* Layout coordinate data
☆ ☆ ☆ ☆ ☆

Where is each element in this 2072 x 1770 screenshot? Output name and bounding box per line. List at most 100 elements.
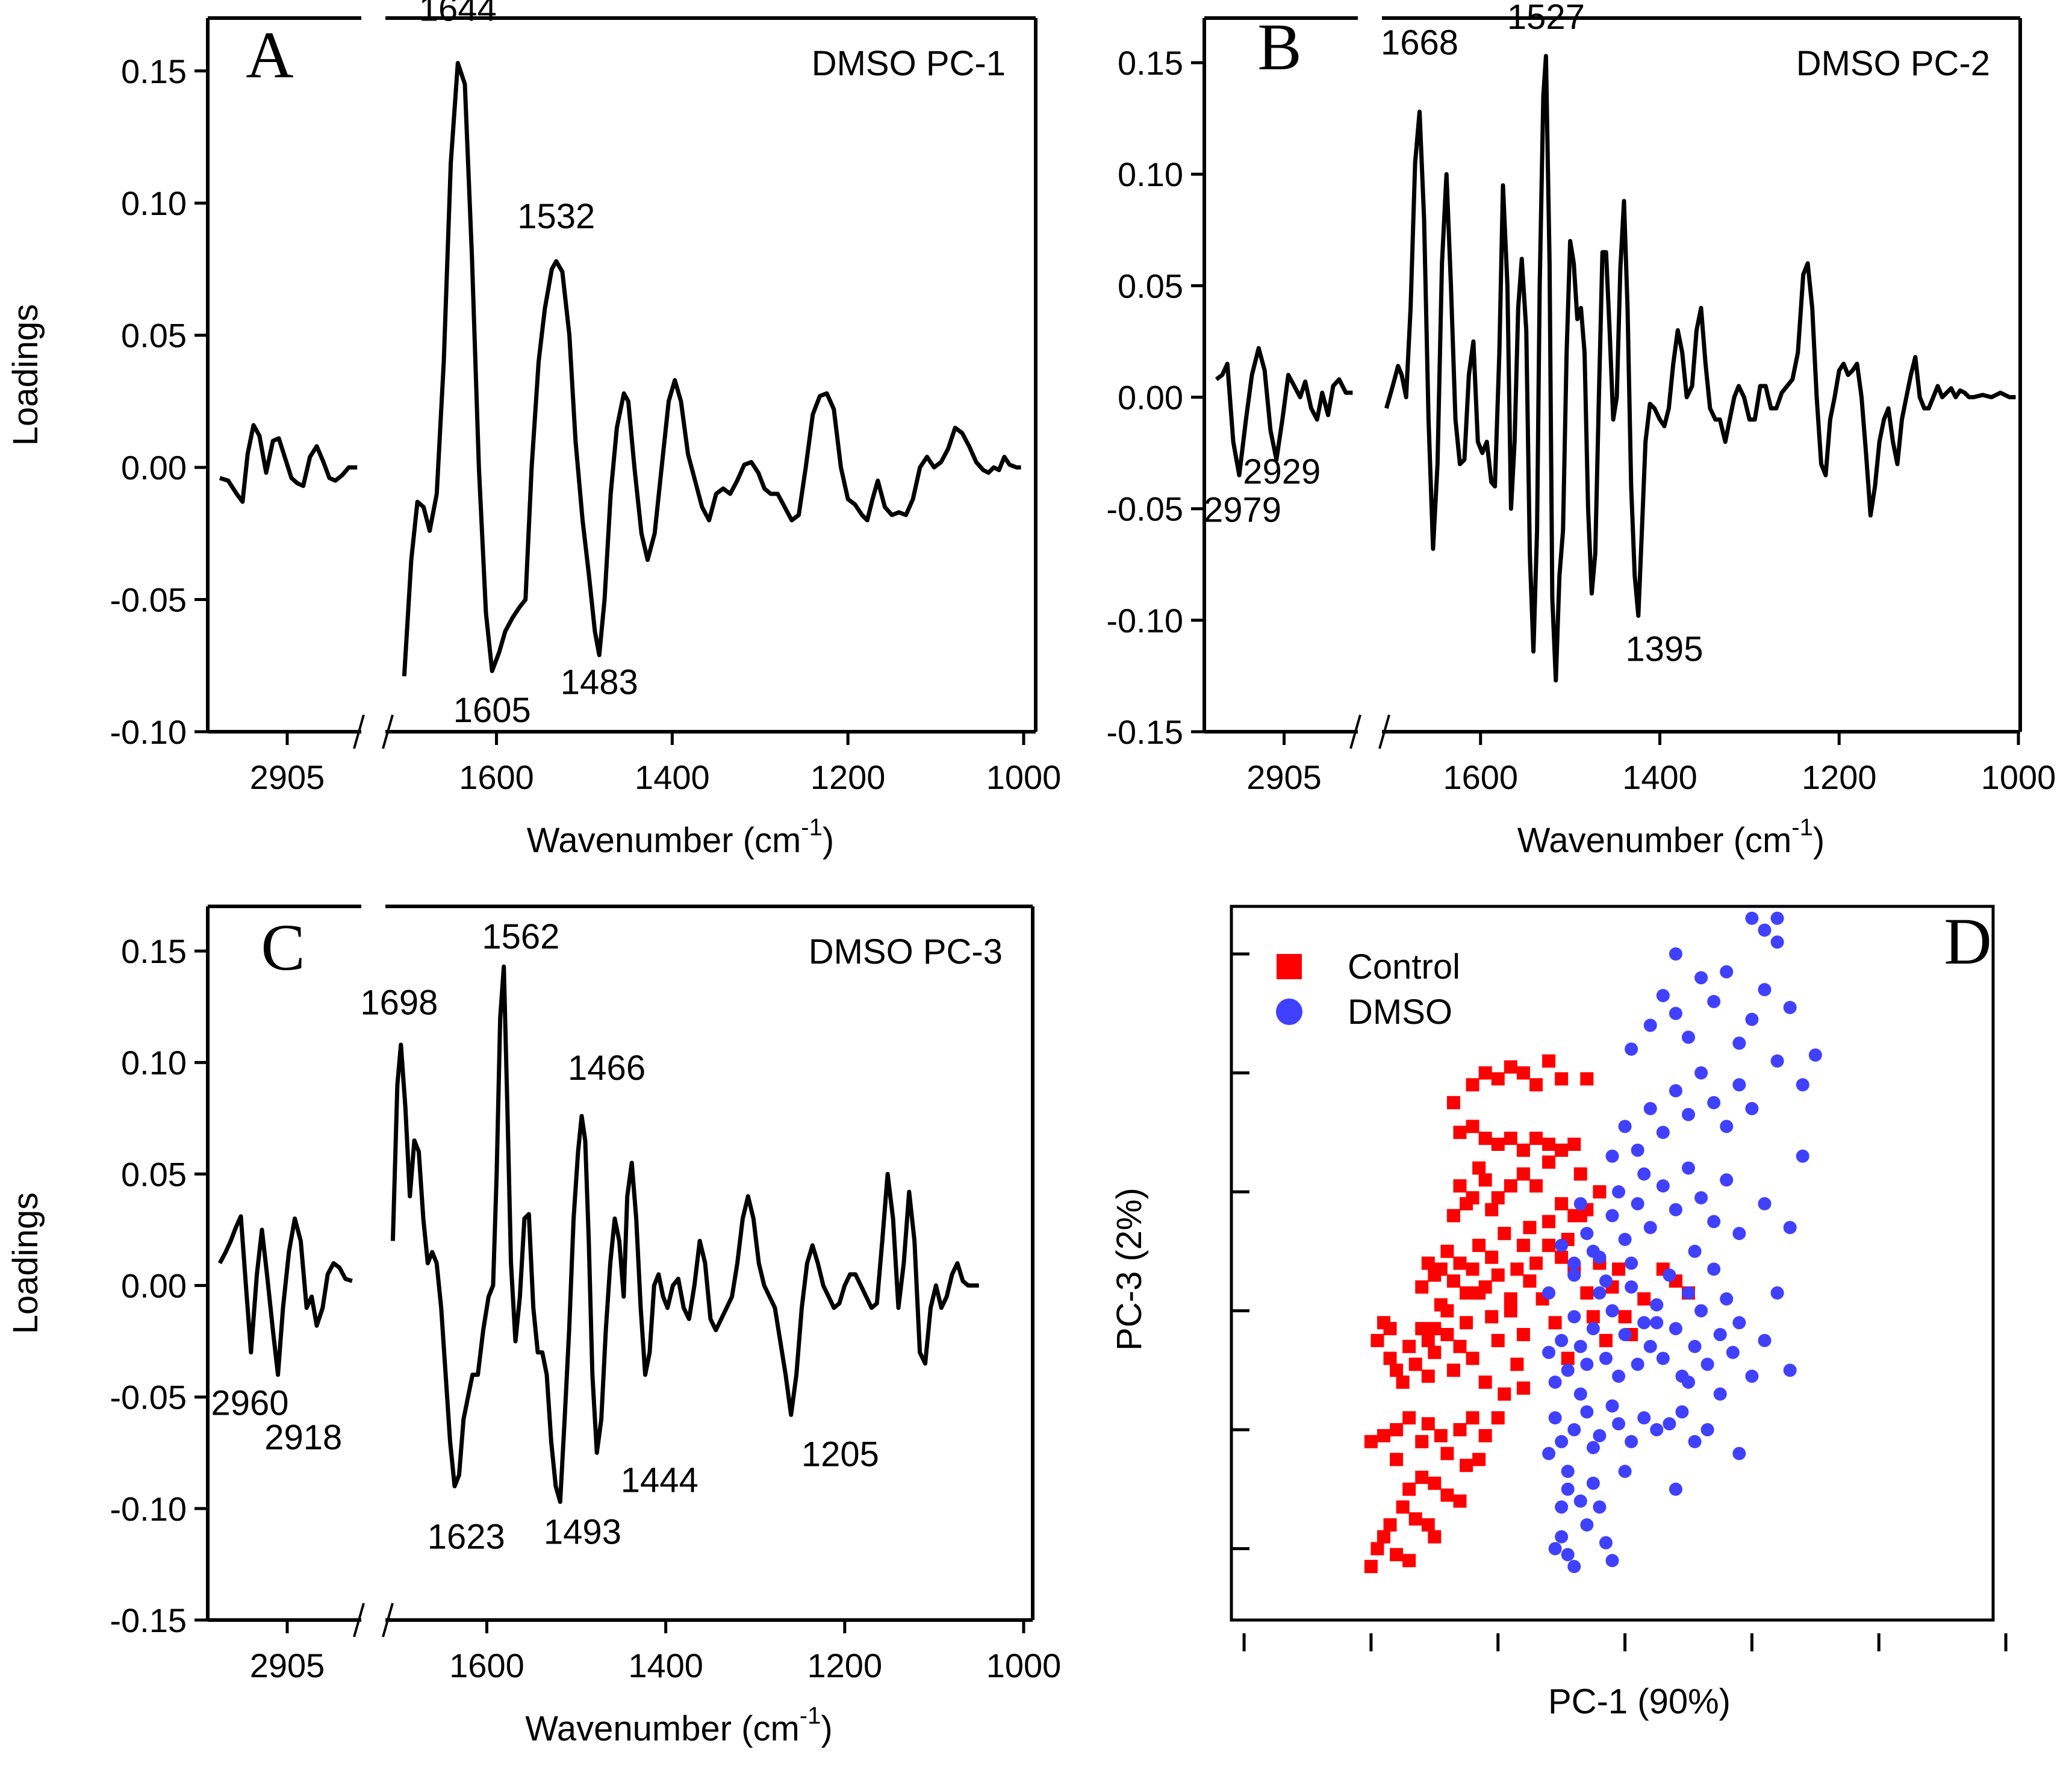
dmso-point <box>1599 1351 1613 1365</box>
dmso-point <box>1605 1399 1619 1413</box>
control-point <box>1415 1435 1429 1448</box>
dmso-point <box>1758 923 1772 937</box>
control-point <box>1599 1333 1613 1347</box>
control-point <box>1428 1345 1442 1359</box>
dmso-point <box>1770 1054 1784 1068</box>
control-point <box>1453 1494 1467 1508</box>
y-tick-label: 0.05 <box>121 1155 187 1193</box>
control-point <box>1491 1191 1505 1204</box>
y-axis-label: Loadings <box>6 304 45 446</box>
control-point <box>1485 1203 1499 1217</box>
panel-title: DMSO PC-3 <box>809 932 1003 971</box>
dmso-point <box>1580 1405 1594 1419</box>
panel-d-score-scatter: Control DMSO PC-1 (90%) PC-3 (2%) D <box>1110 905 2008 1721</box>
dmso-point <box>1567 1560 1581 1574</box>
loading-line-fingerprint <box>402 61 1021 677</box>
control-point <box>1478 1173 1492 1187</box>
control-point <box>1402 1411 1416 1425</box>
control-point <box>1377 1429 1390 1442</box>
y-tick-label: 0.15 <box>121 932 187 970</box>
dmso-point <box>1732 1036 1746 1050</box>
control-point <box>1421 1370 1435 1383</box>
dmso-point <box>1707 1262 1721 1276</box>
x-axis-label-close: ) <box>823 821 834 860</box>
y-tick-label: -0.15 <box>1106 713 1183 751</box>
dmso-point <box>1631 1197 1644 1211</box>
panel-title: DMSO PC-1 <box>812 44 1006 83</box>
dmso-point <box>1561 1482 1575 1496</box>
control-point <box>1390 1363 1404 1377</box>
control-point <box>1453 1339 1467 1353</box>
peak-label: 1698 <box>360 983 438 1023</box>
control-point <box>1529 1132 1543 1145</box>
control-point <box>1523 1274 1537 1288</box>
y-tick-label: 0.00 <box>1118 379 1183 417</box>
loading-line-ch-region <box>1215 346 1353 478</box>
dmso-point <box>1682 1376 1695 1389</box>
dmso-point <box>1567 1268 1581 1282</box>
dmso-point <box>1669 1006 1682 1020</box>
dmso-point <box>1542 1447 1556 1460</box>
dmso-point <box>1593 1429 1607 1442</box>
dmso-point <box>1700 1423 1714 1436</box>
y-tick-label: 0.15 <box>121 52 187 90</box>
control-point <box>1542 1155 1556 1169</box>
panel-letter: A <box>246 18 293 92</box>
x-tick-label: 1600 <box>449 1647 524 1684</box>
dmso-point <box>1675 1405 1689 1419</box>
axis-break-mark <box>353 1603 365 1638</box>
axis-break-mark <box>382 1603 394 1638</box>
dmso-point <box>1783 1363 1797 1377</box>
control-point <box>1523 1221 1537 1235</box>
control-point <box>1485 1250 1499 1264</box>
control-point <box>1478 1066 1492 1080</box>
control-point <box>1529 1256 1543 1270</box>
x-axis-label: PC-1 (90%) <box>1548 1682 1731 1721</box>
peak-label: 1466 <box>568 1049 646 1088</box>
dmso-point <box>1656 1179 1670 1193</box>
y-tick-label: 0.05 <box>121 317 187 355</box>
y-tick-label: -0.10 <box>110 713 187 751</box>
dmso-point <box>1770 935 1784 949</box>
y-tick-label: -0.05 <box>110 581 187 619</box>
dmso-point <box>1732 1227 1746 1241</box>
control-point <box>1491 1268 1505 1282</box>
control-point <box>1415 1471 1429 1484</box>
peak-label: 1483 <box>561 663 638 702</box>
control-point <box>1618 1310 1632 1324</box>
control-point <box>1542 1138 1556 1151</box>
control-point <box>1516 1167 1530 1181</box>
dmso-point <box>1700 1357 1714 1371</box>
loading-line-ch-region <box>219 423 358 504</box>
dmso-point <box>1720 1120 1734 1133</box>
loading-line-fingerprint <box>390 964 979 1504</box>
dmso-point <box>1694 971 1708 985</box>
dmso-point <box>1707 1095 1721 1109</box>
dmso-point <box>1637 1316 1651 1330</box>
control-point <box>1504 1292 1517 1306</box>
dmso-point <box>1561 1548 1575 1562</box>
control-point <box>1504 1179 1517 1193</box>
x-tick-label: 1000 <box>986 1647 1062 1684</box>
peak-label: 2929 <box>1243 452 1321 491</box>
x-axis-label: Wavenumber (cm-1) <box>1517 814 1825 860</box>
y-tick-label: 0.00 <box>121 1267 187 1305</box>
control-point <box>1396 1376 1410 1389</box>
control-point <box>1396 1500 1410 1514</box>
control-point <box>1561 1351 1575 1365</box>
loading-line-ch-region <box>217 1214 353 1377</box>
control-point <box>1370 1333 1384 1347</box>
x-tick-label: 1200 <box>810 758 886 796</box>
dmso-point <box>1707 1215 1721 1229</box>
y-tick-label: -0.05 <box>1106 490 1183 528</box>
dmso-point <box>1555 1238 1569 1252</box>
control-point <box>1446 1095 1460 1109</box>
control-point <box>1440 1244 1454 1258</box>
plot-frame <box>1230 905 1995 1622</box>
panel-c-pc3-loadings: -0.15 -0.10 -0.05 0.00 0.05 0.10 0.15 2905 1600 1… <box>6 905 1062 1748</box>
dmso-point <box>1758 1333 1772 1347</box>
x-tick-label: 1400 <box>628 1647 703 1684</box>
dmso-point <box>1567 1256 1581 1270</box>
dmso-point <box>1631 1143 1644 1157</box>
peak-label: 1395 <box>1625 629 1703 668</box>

☆ ☆ ☆ ☆ ☆

* Exercise directions
How many rows above contain the string "peak", matching case exactly? Reply with the number only.

* Finished task
5